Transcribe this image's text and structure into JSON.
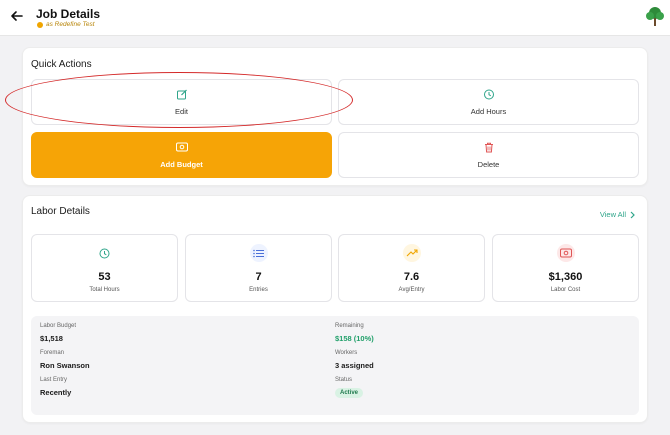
{
  "header": {
    "title": "Job Details",
    "subtitle": "as Redefine Test"
  },
  "quick_actions": {
    "title": "Quick Actions",
    "buttons": [
      {
        "label": "Edit",
        "icon": "edit-icon"
      },
      {
        "label": "Add Hours",
        "icon": "clock-icon"
      },
      {
        "label": "Add Budget",
        "icon": "money-icon"
      },
      {
        "label": "Delete",
        "icon": "trash-icon"
      }
    ]
  },
  "labor": {
    "title": "Labor Details",
    "view_all": "View All",
    "stats": [
      {
        "value": "53",
        "label": "Total Hours",
        "icon": "clock-icon"
      },
      {
        "value": "7",
        "label": "Entries",
        "icon": "list-icon"
      },
      {
        "value": "7.6",
        "label": "Avg/Entry",
        "icon": "trend-up-icon"
      },
      {
        "value": "$1,360",
        "label": "Labor Cost",
        "icon": "money-icon"
      }
    ],
    "details": {
      "budget_label": "Labor Budget",
      "budget_value": "$1,518",
      "remaining_label": "Remaining",
      "remaining_value": "$158 (10%)",
      "foreman_label": "Foreman",
      "foreman_value": "Ron Swanson",
      "workers_label": "Workers",
      "workers_value": "3 assigned",
      "last_entry_label": "Last Entry",
      "last_entry_value": "Recently",
      "status_label": "Status",
      "status_value": "Active"
    }
  },
  "colors": {
    "accent": "#f6a406",
    "teal": "#2fa58a",
    "danger": "#e05555",
    "annotation": "#d42a2a"
  }
}
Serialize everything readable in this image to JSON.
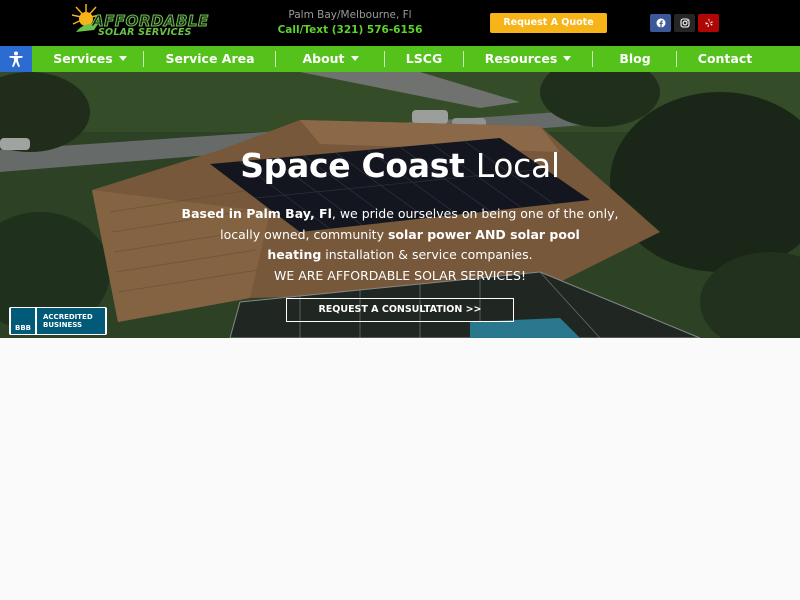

#####

■ **AIM**:
Write the records out again in full, exactly, and skip every picture.

■ **EXERCISE SOLUTION**:
Transcribe this image's text and structure into JSON.
{
  "header": {
    "title": "Job Details",
    "subtitle": "as Redefine Test"
  },
  "quick_actions": {
    "title": "Quick Actions",
    "buttons": [
      {
        "label": "Edit",
        "icon": "edit-icon"
      },
      {
        "label": "Add Hours",
        "icon": "clock-icon"
      },
      {
        "label": "Add Budget",
        "icon": "money-icon"
      },
      {
        "label": "Delete",
        "icon": "trash-icon"
      }
    ]
  },
  "labor": {
    "title": "Labor Details",
    "view_all": "View All",
    "stats": [
      {
        "value": "53",
        "label": "Total Hours",
        "icon": "clock-icon"
      },
      {
        "value": "7",
        "label": "Entries",
        "icon": "list-icon"
      },
      {
        "value": "7.6",
        "label": "Avg/Entry",
        "icon": "trend-up-icon"
      },
      {
        "value": "$1,360",
        "label": "Labor Cost",
        "icon": "money-icon"
      }
    ],
    "details": {
      "budget_label": "Labor Budget",
      "budget_value": "$1,518",
      "remaining_label": "Remaining",
      "remaining_value": "$158 (10%)",
      "foreman_label": "Foreman",
      "foreman_value": "Ron Swanson",
      "workers_label": "Workers",
      "workers_value": "3 assigned",
      "last_entry_label": "Last Entry",
      "last_entry_value": "Recently",
      "status_label": "Status",
      "status_value": "Active"
    }
  },
  "colors": {
    "accent": "#f6a406",
    "teal": "#2fa58a",
    "danger": "#e05555",
    "annotation": "#d42a2a"
  }
}
Serialize everything readable in this image to JSON.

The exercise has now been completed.